### Input data ###

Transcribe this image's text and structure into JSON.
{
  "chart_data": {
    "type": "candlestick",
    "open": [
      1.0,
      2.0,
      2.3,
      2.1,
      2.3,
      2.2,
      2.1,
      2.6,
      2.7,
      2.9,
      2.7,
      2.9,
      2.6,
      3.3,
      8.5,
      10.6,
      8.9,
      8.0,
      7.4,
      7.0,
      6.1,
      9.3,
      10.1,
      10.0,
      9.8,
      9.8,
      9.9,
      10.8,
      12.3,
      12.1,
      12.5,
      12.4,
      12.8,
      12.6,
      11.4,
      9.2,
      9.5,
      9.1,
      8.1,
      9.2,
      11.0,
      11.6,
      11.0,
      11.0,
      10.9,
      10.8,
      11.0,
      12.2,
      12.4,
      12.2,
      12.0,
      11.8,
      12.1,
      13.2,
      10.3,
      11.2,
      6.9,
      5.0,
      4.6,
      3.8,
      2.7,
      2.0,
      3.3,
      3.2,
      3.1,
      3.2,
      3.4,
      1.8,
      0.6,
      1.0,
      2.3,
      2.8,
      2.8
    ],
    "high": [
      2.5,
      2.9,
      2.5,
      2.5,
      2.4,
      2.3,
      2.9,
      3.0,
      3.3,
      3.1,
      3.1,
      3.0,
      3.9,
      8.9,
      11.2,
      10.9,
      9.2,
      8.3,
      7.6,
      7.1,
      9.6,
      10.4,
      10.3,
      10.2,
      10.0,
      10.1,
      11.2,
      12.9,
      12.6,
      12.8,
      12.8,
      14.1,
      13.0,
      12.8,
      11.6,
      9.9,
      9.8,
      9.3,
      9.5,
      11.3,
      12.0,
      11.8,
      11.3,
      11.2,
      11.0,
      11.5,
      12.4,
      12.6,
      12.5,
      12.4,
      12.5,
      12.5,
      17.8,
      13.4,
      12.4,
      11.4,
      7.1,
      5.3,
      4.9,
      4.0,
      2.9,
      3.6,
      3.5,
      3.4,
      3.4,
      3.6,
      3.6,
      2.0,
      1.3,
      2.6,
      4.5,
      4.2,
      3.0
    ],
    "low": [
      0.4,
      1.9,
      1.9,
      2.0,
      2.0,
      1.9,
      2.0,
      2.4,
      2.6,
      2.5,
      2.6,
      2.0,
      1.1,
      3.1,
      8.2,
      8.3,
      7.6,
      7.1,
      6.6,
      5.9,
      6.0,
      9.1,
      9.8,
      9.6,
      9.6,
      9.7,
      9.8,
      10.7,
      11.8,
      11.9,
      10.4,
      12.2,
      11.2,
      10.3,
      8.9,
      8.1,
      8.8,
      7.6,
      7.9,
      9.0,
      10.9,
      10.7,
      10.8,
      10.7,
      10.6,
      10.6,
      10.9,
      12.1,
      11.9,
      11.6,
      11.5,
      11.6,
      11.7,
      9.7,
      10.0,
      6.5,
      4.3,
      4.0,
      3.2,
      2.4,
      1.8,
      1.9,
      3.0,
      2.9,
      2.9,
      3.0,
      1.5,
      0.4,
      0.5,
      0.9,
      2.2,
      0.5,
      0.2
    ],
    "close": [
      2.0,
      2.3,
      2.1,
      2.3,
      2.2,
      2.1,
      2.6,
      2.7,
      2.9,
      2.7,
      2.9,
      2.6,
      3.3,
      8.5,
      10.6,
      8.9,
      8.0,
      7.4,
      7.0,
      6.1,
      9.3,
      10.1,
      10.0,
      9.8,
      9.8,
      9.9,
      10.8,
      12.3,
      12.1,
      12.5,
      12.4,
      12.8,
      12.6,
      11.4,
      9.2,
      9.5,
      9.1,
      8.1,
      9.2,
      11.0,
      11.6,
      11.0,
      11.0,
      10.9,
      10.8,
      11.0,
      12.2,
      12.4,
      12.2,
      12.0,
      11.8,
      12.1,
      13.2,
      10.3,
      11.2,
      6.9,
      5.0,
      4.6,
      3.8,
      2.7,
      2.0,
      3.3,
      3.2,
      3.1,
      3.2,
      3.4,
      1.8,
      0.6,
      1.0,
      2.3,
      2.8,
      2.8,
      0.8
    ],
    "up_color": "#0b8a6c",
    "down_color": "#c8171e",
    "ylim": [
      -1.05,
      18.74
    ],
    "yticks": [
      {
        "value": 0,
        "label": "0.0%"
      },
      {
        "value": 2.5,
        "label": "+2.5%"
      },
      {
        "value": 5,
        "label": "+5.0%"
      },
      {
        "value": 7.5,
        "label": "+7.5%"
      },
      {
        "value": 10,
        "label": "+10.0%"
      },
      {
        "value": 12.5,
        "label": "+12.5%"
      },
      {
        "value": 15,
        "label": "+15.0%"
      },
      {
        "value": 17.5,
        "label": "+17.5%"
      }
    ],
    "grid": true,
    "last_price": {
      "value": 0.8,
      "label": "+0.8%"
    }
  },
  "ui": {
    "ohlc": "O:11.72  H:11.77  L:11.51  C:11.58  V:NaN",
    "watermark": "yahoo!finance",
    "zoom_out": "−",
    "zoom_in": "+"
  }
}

###

▸ Written instruction
Repeat all of the records above exactly as written.

▸ Result of this exercise
Transcribe this image's text and structure into JSON.
{
  "chart_data": {
    "type": "candlestick",
    "open": [
      1.0,
      2.0,
      2.3,
      2.1,
      2.3,
      2.2,
      2.1,
      2.6,
      2.7,
      2.9,
      2.7,
      2.9,
      2.6,
      3.3,
      8.5,
      10.6,
      8.9,
      8.0,
      7.4,
      7.0,
      6.1,
      9.3,
      10.1,
      10.0,
      9.8,
      9.8,
      9.9,
      10.8,
      12.3,
      12.1,
      12.5,
      12.4,
      12.8,
      12.6,
      11.4,
      9.2,
      9.5,
      9.1,
      8.1,
      9.2,
      11.0,
      11.6,
      11.0,
      11.0,
      10.9,
      10.8,
      11.0,
      12.2,
      12.4,
      12.2,
      12.0,
      11.8,
      12.1,
      13.2,
      10.3,
      11.2,
      6.9,
      5.0,
      4.6,
      3.8,
      2.7,
      2.0,
      3.3,
      3.2,
      3.1,
      3.2,
      3.4,
      1.8,
      0.6,
      1.0,
      2.3,
      2.8,
      2.8
    ],
    "high": [
      2.5,
      2.9,
      2.5,
      2.5,
      2.4,
      2.3,
      2.9,
      3.0,
      3.3,
      3.1,
      3.1,
      3.0,
      3.9,
      8.9,
      11.2,
      10.9,
      9.2,
      8.3,
      7.6,
      7.1,
      9.6,
      10.4,
      10.3,
      10.2,
      10.0,
      10.1,
      11.2,
      12.9,
      12.6,
      12.8,
      12.8,
      14.1,
      13.0,
      12.8,
      11.6,
      9.9,
      9.8,
      9.3,
      9.5,
      11.3,
      12.0,
      11.8,
      11.3,
      11.2,
      11.0,
      11.5,
      12.4,
      12.6,
      12.5,
      12.4,
      12.5,
      12.5,
      17.8,
      13.4,
      12.4,
      11.4,
      7.1,
      5.3,
      4.9,
      4.0,
      2.9,
      3.6,
      3.5,
      3.4,
      3.4,
      3.6,
      3.6,
      2.0,
      1.3,
      2.6,
      4.5,
      4.2,
      3.0
    ],
    "low": [
      0.4,
      1.9,
      1.9,
      2.0,
      2.0,
      1.9,
      2.0,
      2.4,
      2.6,
      2.5,
      2.6,
      2.0,
      1.1,
      3.1,
      8.2,
      8.3,
      7.6,
      7.1,
      6.6,
      5.9,
      6.0,
      9.1,
      9.8,
      9.6,
      9.6,
      9.7,
      9.8,
      10.7,
      11.8,
      11.9,
      10.4,
      12.2,
      11.2,
      10.3,
      8.9,
      8.1,
      8.8,
      7.6,
      7.9,
      9.0,
      10.9,
      10.7,
      10.8,
      10.7,
      10.6,
      10.6,
      10.9,
      12.1,
      11.9,
      11.6,
      11.5,
      11.6,
      11.7,
      9.7,
      10.0,
      6.5,
      4.3,
      4.0,
      3.2,
      2.4,
      1.8,
      1.9,
      3.0,
      2.9,
      2.9,
      3.0,
      1.5,
      0.4,
      0.5,
      0.9,
      2.2,
      0.5,
      0.2
    ],
    "close": [
      2.0,
      2.3,
      2.1,
      2.3,
      2.2,
      2.1,
      2.6,
      2.7,
      2.9,
      2.7,
      2.9,
      2.6,
      3.3,
      8.5,
      10.6,
      8.9,
      8.0,
      7.4,
      7.0,
      6.1,
      9.3,
      10.1,
      10.0,
      9.8,
      9.8,
      9.9,
      10.8,
      12.3,
      12.1,
      12.5,
      12.4,
      12.8,
      12.6,
      11.4,
      9.2,
      9.5,
      9.1,
      8.1,
      9.2,
      11.0,
      11.6,
      11.0,
      11.0,
      10.9,
      10.8,
      11.0,
      12.2,
      12.4,
      12.2,
      12.0,
      11.8,
      12.1,
      13.2,
      10.3,
      11.2,
      6.9,
      5.0,
      4.6,
      3.8,
      2.7,
      2.0,
      3.3,
      3.2,
      3.1,
      3.2,
      3.4,
      1.8,
      0.6,
      1.0,
      2.3,
      2.8,
      2.8,
      0.8
    ],
    "up_color": "#0b8a6c",
    "down_color": "#c8171e",
    "ylim": [
      -1.05,
      18.74
    ],
    "yticks": [
      {
        "value": 0,
        "label": "0.0%"
      },
      {
        "value": 2.5,
        "label": "+2.5%"
      },
      {
        "value": 5,
        "label": "+5.0%"
      },
      {
        "value": 7.5,
        "label": "+7.5%"
      },
      {
        "value": 10,
        "label": "+10.0%"
      },
      {
        "value": 12.5,
        "label": "+12.5%"
      },
      {
        "value": 15,
        "label": "+15.0%"
      },
      {
        "value": 17.5,
        "label": "+17.5%"
      }
    ],
    "grid": true,
    "last_price": {
      "value": 0.8,
      "label": "+0.8%"
    }
  },
  "ui": {
    "ohlc": "O:11.72  H:11.77  L:11.51  C:11.58  V:NaN",
    "watermark": "yahoo!finance",
    "zoom_out": "−",
    "zoom_in": "+"
  }
}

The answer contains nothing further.